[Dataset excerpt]
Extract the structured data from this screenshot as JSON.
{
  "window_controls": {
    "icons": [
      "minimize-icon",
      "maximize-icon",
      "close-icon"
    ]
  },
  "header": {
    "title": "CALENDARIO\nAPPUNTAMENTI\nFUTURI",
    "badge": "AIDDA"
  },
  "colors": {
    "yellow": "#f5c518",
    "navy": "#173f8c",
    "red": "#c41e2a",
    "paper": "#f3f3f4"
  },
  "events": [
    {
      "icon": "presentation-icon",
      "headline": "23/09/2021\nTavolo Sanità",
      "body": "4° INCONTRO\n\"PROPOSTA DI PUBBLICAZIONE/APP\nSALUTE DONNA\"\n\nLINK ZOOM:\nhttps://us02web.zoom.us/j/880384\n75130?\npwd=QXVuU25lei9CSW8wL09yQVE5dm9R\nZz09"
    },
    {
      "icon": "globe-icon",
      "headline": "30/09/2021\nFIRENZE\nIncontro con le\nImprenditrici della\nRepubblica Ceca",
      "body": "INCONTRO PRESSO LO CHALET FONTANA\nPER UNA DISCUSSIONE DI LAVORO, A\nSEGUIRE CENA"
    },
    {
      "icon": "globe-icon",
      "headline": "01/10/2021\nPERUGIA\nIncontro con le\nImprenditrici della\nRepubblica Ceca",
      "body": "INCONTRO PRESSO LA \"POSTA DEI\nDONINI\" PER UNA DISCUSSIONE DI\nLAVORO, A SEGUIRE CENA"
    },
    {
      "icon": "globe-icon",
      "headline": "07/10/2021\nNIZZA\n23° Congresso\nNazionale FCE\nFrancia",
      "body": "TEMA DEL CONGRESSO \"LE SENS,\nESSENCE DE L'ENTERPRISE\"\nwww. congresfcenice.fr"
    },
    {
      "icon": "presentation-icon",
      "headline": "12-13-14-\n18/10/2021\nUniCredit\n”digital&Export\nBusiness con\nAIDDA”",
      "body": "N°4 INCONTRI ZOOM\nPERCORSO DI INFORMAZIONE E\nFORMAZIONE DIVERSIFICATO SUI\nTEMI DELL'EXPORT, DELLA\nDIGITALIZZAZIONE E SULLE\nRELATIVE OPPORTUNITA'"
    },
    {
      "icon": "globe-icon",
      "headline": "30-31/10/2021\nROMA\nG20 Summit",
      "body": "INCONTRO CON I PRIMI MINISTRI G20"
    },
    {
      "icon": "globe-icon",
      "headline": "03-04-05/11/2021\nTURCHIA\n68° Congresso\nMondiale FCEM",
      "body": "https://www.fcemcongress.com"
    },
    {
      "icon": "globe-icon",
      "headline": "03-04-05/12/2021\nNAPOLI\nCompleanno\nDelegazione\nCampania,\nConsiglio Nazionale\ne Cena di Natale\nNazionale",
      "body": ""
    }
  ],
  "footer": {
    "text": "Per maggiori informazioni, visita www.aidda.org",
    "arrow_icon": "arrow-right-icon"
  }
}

What the task requires: Reproduce the complete set of lines precisely as supplied.

Correct response:
Extract the structured data from this screenshot as JSON.
{
  "window_controls": {
    "icons": [
      "minimize-icon",
      "maximize-icon",
      "close-icon"
    ]
  },
  "header": {
    "title": "CALENDARIO\nAPPUNTAMENTI\nFUTURI",
    "badge": "AIDDA"
  },
  "colors": {
    "yellow": "#f5c518",
    "navy": "#173f8c",
    "red": "#c41e2a",
    "paper": "#f3f3f4"
  },
  "events": [
    {
      "icon": "presentation-icon",
      "headline": "23/09/2021\nTavolo Sanità",
      "body": "4° INCONTRO\n\"PROPOSTA DI PUBBLICAZIONE/APP\nSALUTE DONNA\"\n\nLINK ZOOM:\nhttps://us02web.zoom.us/j/880384\n75130?\npwd=QXVuU25lei9CSW8wL09yQVE5dm9R\nZz09"
    },
    {
      "icon": "globe-icon",
      "headline": "30/09/2021\nFIRENZE\nIncontro con le\nImprenditrici della\nRepubblica Ceca",
      "body": "INCONTRO PRESSO LO CHALET FONTANA\nPER UNA DISCUSSIONE DI LAVORO, A\nSEGUIRE CENA"
    },
    {
      "icon": "globe-icon",
      "headline": "01/10/2021\nPERUGIA\nIncontro con le\nImprenditrici della\nRepubblica Ceca",
      "body": "INCONTRO PRESSO LA \"POSTA DEI\nDONINI\" PER UNA DISCUSSIONE DI\nLAVORO, A SEGUIRE CENA"
    },
    {
      "icon": "globe-icon",
      "headline": "07/10/2021\nNIZZA\n23° Congresso\nNazionale FCE\nFrancia",
      "body": "TEMA DEL CONGRESSO \"LE SENS,\nESSENCE DE L'ENTERPRISE\"\nwww. congresfcenice.fr"
    },
    {
      "icon": "presentation-icon",
      "headline": "12-13-14-\n18/10/2021\nUniCredit\n”digital&Export\nBusiness con\nAIDDA”",
      "body": "N°4 INCONTRI ZOOM\nPERCORSO DI INFORMAZIONE E\nFORMAZIONE DIVERSIFICATO SUI\nTEMI DELL'EXPORT, DELLA\nDIGITALIZZAZIONE E SULLE\nRELATIVE OPPORTUNITA'"
    },
    {
      "icon": "globe-icon",
      "headline": "30-31/10/2021\nROMA\nG20 Summit",
      "body": "INCONTRO CON I PRIMI MINISTRI G20"
    },
    {
      "icon": "globe-icon",
      "headline": "03-04-05/11/2021\nTURCHIA\n68° Congresso\nMondiale FCEM",
      "body": "https://www.fcemcongress.com"
    },
    {
      "icon": "globe-icon",
      "headline": "03-04-05/12/2021\nNAPOLI\nCompleanno\nDelegazione\nCampania,\nConsiglio Nazionale\ne Cena di Natale\nNazionale",
      "body": ""
    }
  ],
  "footer": {
    "text": "Per maggiori informazioni, visita www.aidda.org",
    "arrow_icon": "arrow-right-icon"
  }
}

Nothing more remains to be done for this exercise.